• [Task goal]: In the material below, find every line with "Analog" and pull it out.

• [Input material]:
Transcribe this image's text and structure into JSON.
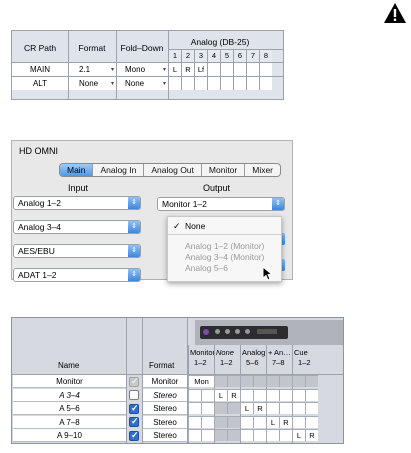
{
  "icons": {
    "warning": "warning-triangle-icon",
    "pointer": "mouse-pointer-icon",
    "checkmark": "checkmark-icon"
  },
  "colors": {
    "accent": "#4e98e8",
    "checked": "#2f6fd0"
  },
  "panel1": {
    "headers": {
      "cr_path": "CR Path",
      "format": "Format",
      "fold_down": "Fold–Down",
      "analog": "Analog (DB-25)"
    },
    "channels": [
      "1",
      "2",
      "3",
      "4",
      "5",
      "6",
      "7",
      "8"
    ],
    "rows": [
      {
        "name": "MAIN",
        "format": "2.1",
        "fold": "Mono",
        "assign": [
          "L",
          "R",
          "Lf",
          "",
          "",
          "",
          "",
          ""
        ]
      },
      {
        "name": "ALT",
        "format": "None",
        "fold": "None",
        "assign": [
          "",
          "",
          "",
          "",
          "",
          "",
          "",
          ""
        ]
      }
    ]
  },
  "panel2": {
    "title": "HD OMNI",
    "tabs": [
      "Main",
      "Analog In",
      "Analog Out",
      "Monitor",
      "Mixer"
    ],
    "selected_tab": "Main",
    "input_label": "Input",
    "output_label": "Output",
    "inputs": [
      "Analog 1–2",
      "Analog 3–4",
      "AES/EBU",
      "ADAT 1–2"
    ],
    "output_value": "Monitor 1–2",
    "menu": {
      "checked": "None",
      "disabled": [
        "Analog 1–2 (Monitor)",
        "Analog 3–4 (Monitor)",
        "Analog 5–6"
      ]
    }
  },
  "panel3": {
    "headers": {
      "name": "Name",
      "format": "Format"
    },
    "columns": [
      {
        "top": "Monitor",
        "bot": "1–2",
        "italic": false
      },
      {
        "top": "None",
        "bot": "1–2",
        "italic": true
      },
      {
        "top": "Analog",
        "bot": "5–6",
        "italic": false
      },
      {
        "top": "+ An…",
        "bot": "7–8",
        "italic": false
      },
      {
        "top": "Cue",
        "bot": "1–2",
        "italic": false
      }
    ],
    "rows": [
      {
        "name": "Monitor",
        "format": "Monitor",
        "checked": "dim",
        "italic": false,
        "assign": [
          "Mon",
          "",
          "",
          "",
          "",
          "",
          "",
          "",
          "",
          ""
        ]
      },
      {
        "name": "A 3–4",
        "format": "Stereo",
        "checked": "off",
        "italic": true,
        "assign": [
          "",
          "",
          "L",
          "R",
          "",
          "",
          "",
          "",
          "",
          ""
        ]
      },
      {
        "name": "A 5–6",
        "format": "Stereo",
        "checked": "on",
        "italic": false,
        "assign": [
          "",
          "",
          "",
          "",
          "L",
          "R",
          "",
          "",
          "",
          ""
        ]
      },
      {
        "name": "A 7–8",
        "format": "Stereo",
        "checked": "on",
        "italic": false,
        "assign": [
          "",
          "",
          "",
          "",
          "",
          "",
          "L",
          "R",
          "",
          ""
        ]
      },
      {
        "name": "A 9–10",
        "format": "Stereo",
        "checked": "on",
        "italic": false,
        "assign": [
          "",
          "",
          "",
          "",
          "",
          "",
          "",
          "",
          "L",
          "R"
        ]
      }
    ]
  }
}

==

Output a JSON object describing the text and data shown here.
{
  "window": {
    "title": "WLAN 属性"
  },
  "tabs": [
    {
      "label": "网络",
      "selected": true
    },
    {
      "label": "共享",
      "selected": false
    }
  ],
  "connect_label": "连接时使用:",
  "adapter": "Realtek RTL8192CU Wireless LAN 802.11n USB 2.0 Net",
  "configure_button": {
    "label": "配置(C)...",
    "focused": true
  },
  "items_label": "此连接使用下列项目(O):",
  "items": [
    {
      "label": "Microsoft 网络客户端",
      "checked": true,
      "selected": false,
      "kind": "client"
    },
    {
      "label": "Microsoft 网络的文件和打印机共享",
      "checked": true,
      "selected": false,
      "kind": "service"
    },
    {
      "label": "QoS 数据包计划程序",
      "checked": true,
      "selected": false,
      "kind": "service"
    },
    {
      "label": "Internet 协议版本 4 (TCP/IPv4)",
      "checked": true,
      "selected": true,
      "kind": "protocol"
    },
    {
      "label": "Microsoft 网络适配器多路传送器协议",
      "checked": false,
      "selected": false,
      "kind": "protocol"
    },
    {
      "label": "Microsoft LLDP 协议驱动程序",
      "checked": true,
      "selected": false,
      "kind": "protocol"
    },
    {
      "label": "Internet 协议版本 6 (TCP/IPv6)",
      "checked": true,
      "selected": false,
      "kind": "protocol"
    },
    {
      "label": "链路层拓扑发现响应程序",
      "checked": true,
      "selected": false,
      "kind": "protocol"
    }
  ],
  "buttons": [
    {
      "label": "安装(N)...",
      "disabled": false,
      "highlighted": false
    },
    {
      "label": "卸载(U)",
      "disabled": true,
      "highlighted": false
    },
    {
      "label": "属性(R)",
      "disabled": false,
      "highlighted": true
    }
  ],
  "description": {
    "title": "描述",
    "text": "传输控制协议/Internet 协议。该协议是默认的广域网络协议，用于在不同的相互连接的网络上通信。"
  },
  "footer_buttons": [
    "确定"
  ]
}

• [Result of this task]:
      "analog": "Analog (DB-25)"
      "Analog In",
      "Analog Out",
      "Analog 1–2",
      "Analog 3–4",
        "Analog 1–2 (Monitor)",
        "Analog 3–4 (Monitor)",
        "Analog 5–6"
        "top": "Analog",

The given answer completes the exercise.